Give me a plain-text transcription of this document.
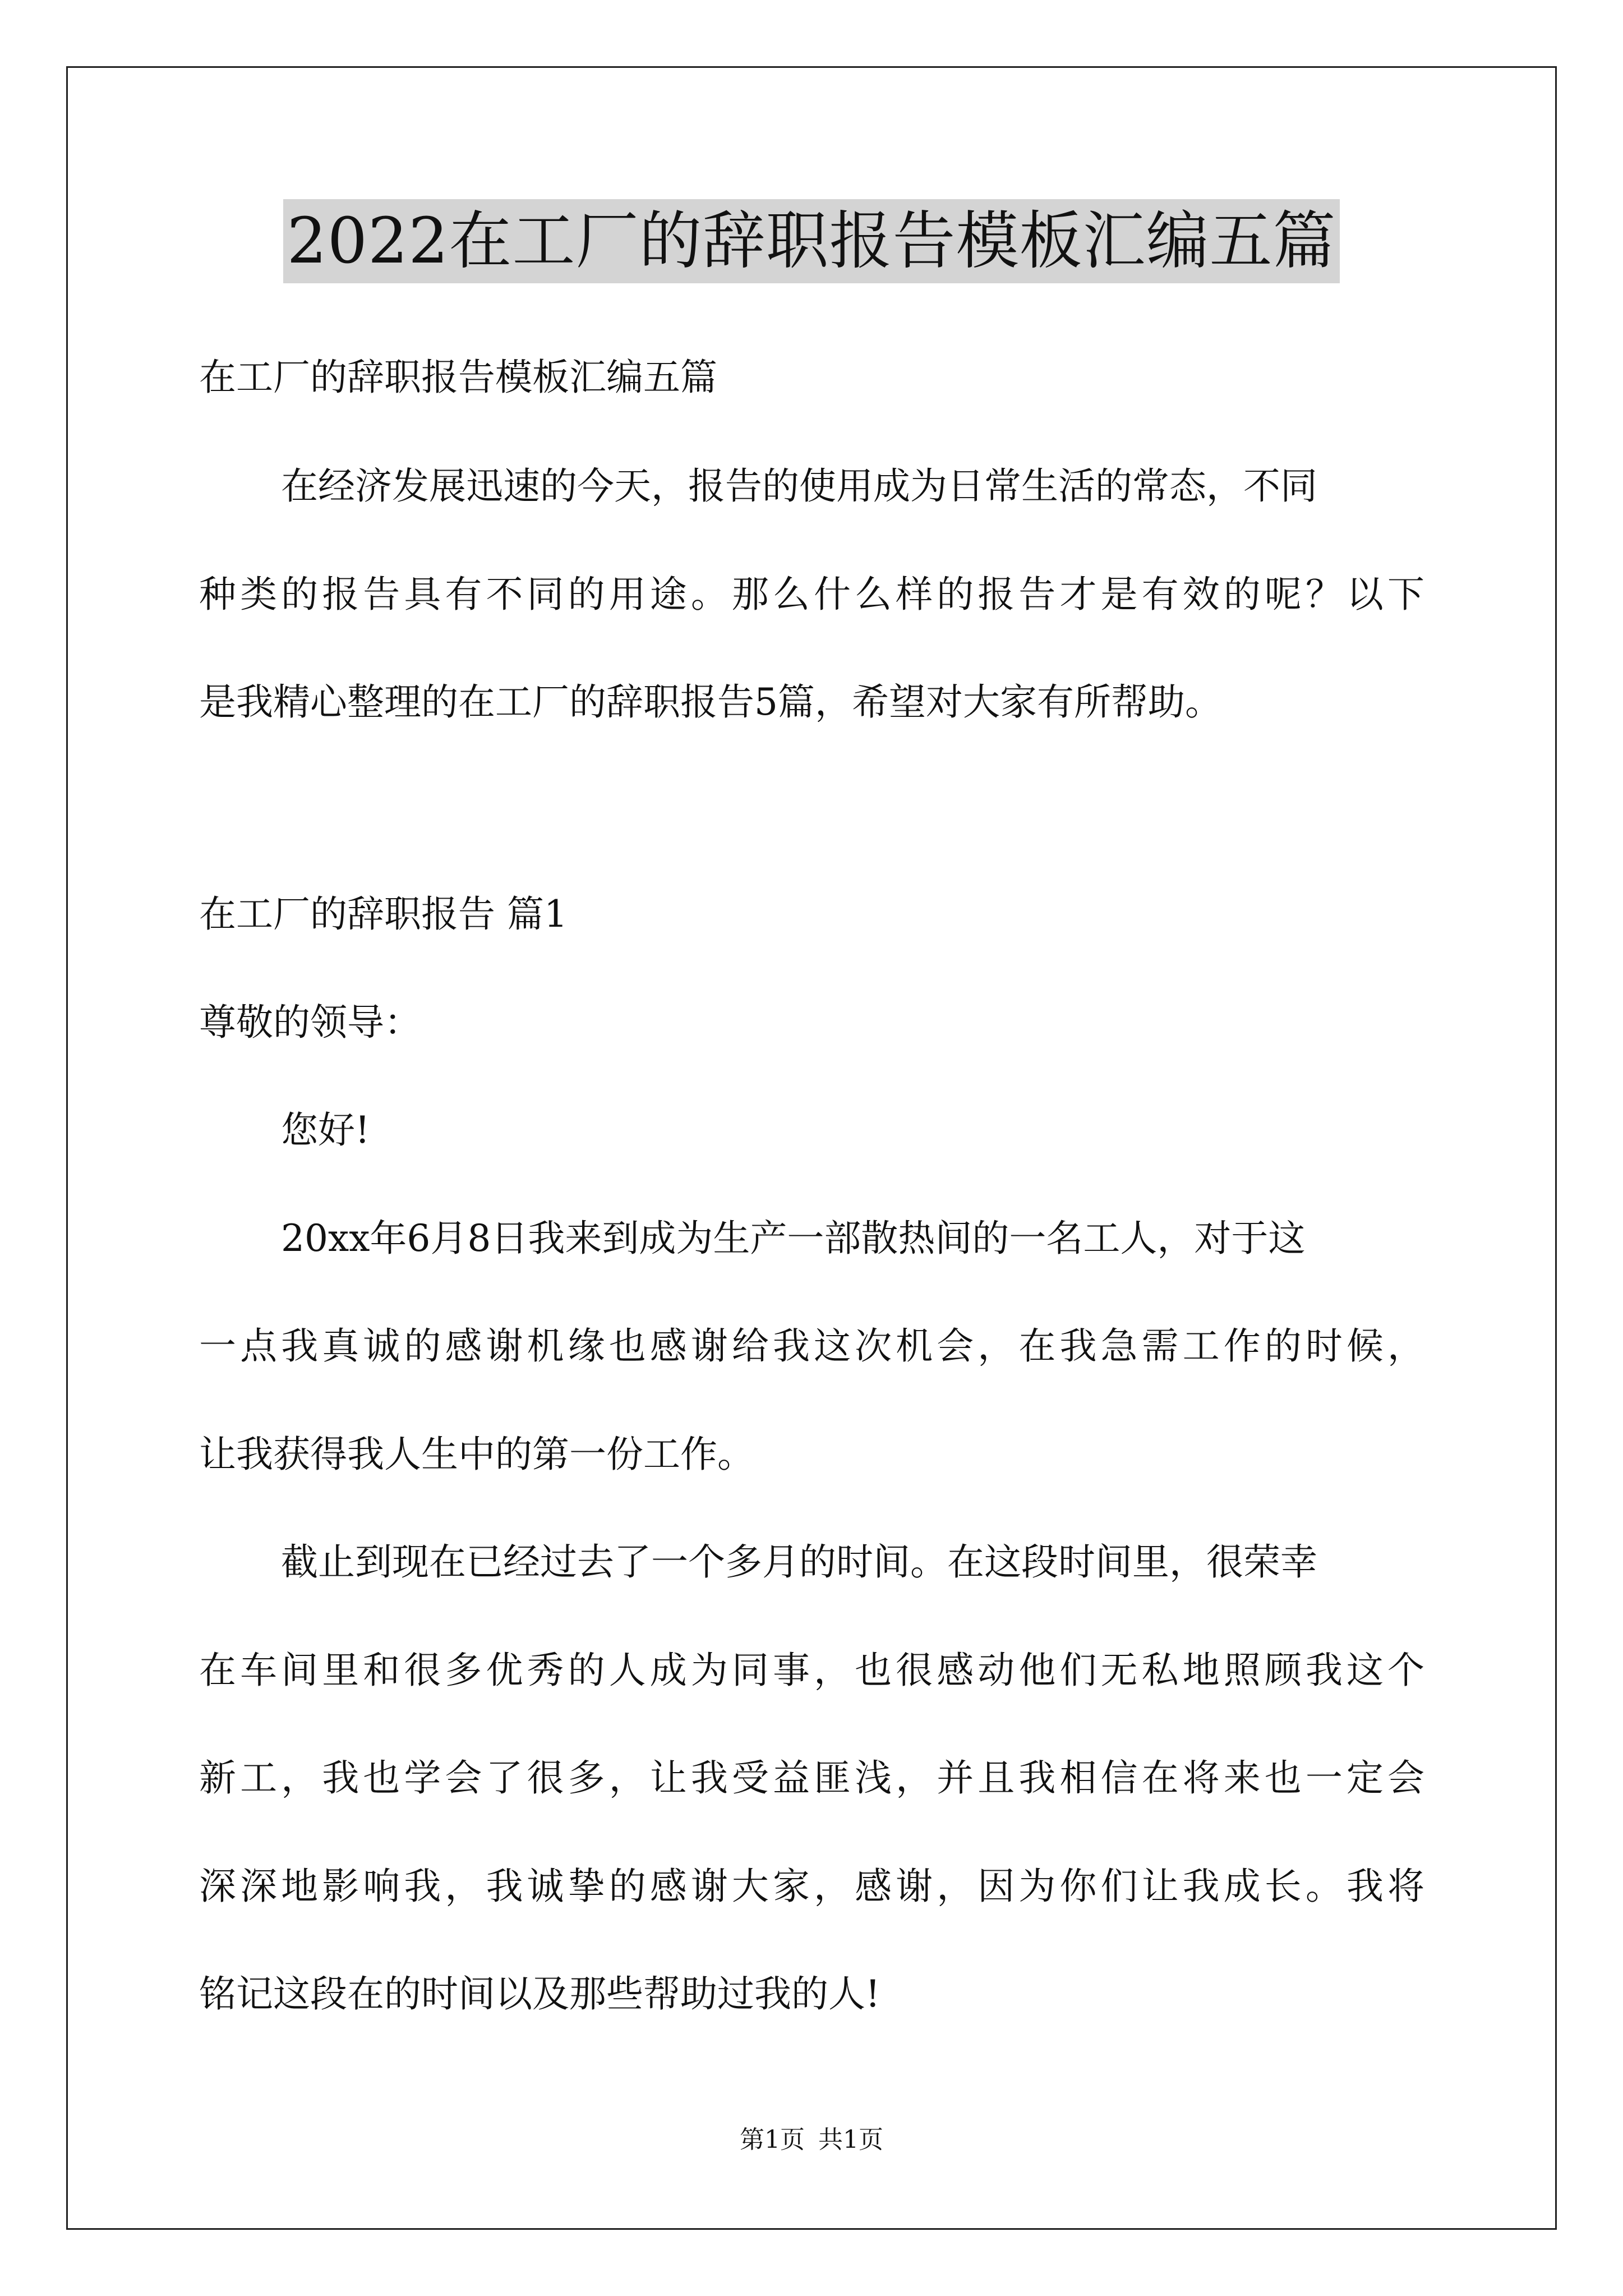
2022在工厂的辞职报告模板汇编五篇
在工厂的辞职报告模板汇编五篇
在经济发展迅速的今天，报告的使用成为日常生活的常态，不同
种类的报告具有不同的用途。那么什么样的报告才是有效的呢？以下
是我精心整理的在工厂的辞职报告5篇，希望对大家有所帮助。
在工厂的辞职报告 篇1
尊敬的领导：
您好!
20xx年6月8日我来到成为生产一部散热间的一名工人，对于这
一点我真诚的感谢机缘也感谢给我这次机会，在我急需工作的时候，
让我获得我人生中的第一份工作。
截止到现在已经过去了一个多月的时间。在这段时间里，很荣幸
在车间里和很多优秀的人成为同事，也很感动他们无私地照顾我这个
新工，我也学会了很多，让我受益匪浅，并且我相信在将来也一定会
深深地影响我，我诚挚的感谢大家，感谢，因为你们让我成长。我将
铭记这段在的时间以及那些帮助过我的人!
第1页 共1页
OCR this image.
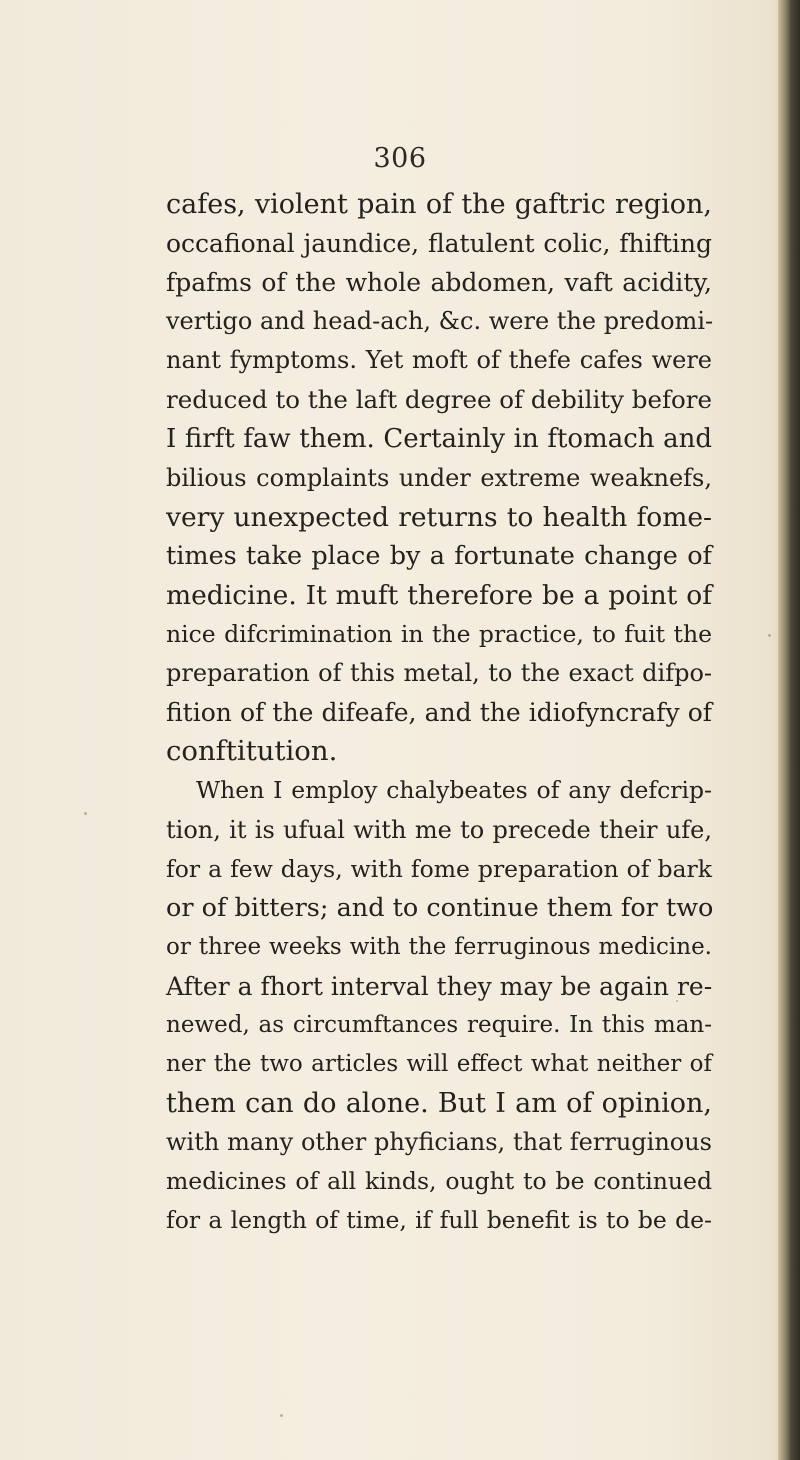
306
cafes, violent pain of the gaftric region,
occafional jaundice, flatulent colic, fhifting
fpafms of the whole abdomen, vaft acidity,
vertigo and head-ach, &c. were the predomi-
nant fymptoms. Yet moft of thefe cafes were
reduced to the laft degree of debility before
I firft faw them. Certainly in ftomach and
bilious complaints under extreme weaknefs,
very unexpected returns to health fome-
times take place by a fortunate change of
medicine. It muft therefore be a point of
nice difcrimination in the practice, to fuit the
preparation of this metal, to the exact difpo-
fition of the difeafe, and the idiofyncrafy of
conftitution.
When I employ chalybeates of any defcrip-
tion, it is ufual with me to precede their ufe,
for a few days, with fome preparation of bark
or of bitters; and to continue them for two
or three weeks with the ferruginous medicine.
After a fhort interval they may be again re-
newed, as circumftances require. In this man-
ner the two articles will effect what neither of
them can do alone. But I am of opinion,
with many other phyficians, that ferruginous
medicines of all kinds, ought to be continued
for a length of time, if full benefit is to be de-
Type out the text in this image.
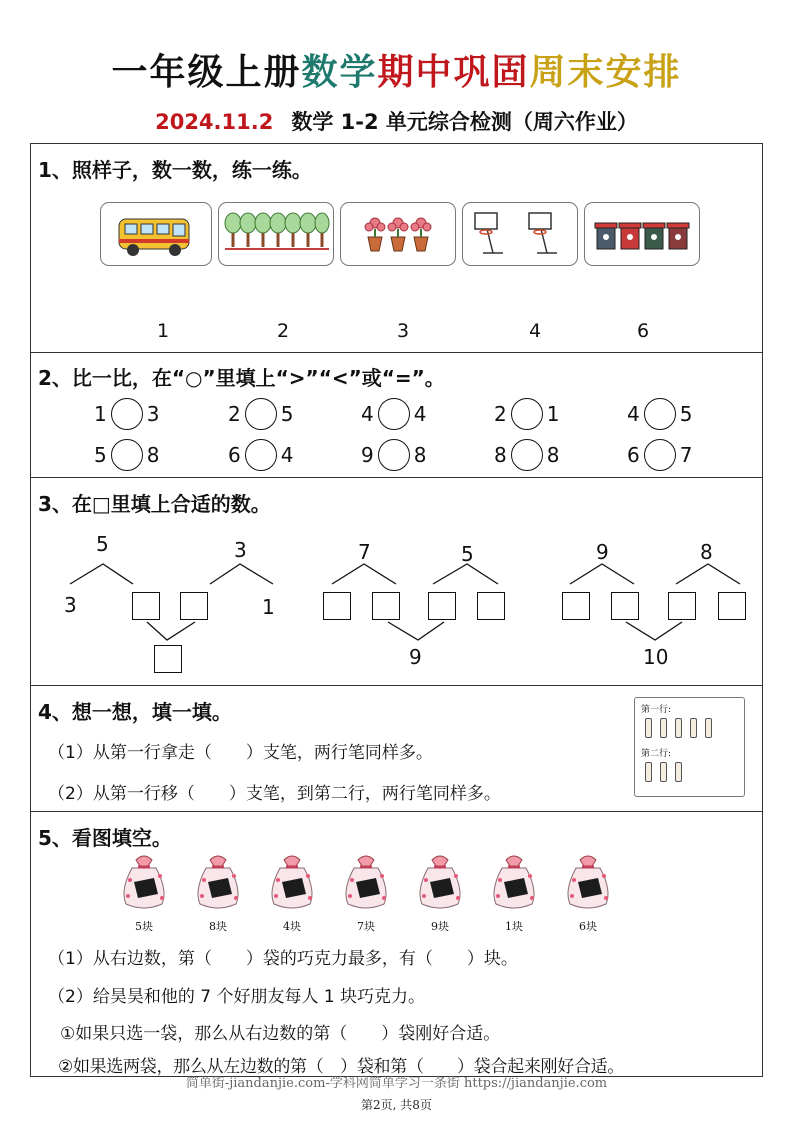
一年级上册数学期中巩固周末安排
2024.11.2 数学 1-2 单元综合检测（周六作业）
1、照样子，数一数，练一练。
1	2	3	4	6
2、比一比，在“○”里填上“>”“<”或“=”。
1 3	2 5	4 4	2 1	4 5
5 8	6 4	9 8	8 8	6 7
3、在□里填上合适的数。
5	3
3	1
7	5
9
9	8
10
4、想一想，填一填。
（1）从第一行拿走（　　）支笔，两行笔同样多。
（2）从第一行移（　　）支笔，到第二行，两行笔同样多。
第一行:
第二行:
5、看图填空。
5块	8块	4块	7块	9块	1块	6块
（1）从右边数，第（　　）袋的巧克力最多，有（　　）块。
（2）给昊昊和他的 7 个好朋友每人 1 块巧克力。
①如果只选一袋，那么从右边数的第（　　）袋刚好合适。
②如果选两袋，那么从左边数的第（　）袋和第（　　）袋合起来刚好合适。
简单街-jiandanjie.com-学科网简单学习一条街 https://jiandanjie.com
第2页, 共8页
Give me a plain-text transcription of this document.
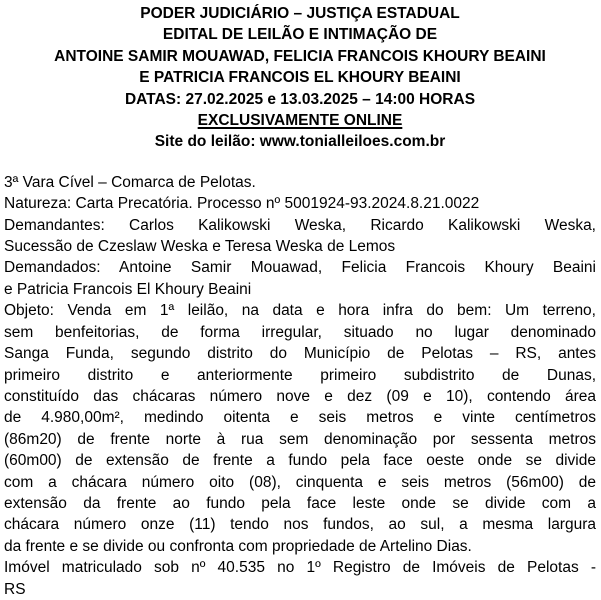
PODER JUDICIÁRIO – JUSTIÇA ESTADUAL
EDITAL DE LEILÃO E INTIMAÇÃO DE
ANTOINE SAMIR MOUAWAD, FELICIA FRANCOIS KHOURY BEAINI
E PATRICIA FRANCOIS EL KHOURY BEAINI
DATAS: 27.02.2025 e 13.03.2025 – 14:00 HORAS
EXCLUSIVAMENTE ONLINE
Site do leilão: www.tonialleiloes.com.br
3ª Vara Cível – Comarca de Pelotas.
Natureza: Carta Precatória. Processo nº 5001924-93.2024.8.21.0022
Demandantes: Carlos Kalikowski Weska, Ricardo Kalikowski Weska,
Sucessão de Czeslaw Weska e Teresa Weska de Lemos
Demandados: Antoine Samir Mouawad, Felicia Francois Khoury Beaini
e Patricia Francois El Khoury Beaini
Objeto: Venda em 1ª leilão, na data e hora infra do bem: Um terreno,
sem benfeitorias, de forma irregular, situado no lugar denominado
Sanga Funda, segundo distrito do Município de Pelotas – RS, antes
primeiro distrito e anteriormente primeiro subdistrito de Dunas,
constituído das chácaras número nove e dez (09 e 10), contendo área
de 4.980,00m², medindo oitenta e seis metros e vinte centímetros
(86m20) de frente norte à rua sem denominação por sessenta metros
(60m00) de extensão de frente a fundo pela face oeste onde se divide
com a chácara número oito (08), cinquenta e seis metros (56m00) de
extensão da frente ao fundo pela face leste onde se divide com a
chácara número onze (11) tendo nos fundos, ao sul, a mesma largura
da frente e se divide ou confronta com propriedade de Artelino Dias.
Imóvel matriculado sob nº 40.535 no 1º Registro de Imóveis de Pelotas -
RS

-*-*-

**Exercise details:** Locate the word "fome" in the entries, and copy every line where it is found.

**Solution to this problem:**
very unexpected returns to health fome-
for a few days, with fome preparation of bark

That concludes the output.